* **What this task involves**
Every line that contains "未来可期" counts once; give the total number of such lines, with no other words.

Data extracted from a collection:
____

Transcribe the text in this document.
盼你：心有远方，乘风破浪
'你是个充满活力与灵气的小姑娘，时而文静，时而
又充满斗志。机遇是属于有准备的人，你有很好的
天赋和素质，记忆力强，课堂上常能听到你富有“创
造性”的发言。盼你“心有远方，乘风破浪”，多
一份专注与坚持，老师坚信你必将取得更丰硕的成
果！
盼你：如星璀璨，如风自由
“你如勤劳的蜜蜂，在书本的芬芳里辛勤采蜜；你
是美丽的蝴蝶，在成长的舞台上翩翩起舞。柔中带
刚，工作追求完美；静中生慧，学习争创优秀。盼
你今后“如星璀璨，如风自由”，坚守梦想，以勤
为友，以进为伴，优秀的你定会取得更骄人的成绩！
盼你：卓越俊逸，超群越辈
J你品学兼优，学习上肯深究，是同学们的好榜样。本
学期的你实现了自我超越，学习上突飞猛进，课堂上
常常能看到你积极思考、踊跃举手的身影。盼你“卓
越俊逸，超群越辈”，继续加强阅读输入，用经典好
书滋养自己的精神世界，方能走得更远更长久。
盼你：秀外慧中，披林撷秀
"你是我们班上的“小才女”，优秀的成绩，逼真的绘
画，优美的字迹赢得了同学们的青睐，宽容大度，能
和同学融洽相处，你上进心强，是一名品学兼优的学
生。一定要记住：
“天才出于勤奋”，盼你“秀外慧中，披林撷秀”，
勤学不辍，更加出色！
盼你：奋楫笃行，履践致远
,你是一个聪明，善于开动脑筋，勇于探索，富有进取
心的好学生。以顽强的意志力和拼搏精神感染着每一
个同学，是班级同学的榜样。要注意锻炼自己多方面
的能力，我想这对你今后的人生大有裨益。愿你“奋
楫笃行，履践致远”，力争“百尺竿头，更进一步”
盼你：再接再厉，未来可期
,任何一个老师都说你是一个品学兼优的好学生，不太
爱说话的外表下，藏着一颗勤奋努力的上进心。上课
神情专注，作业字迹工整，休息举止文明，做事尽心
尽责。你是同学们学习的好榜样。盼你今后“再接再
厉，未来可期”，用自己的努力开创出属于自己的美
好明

____

* **Solution to the problem**
2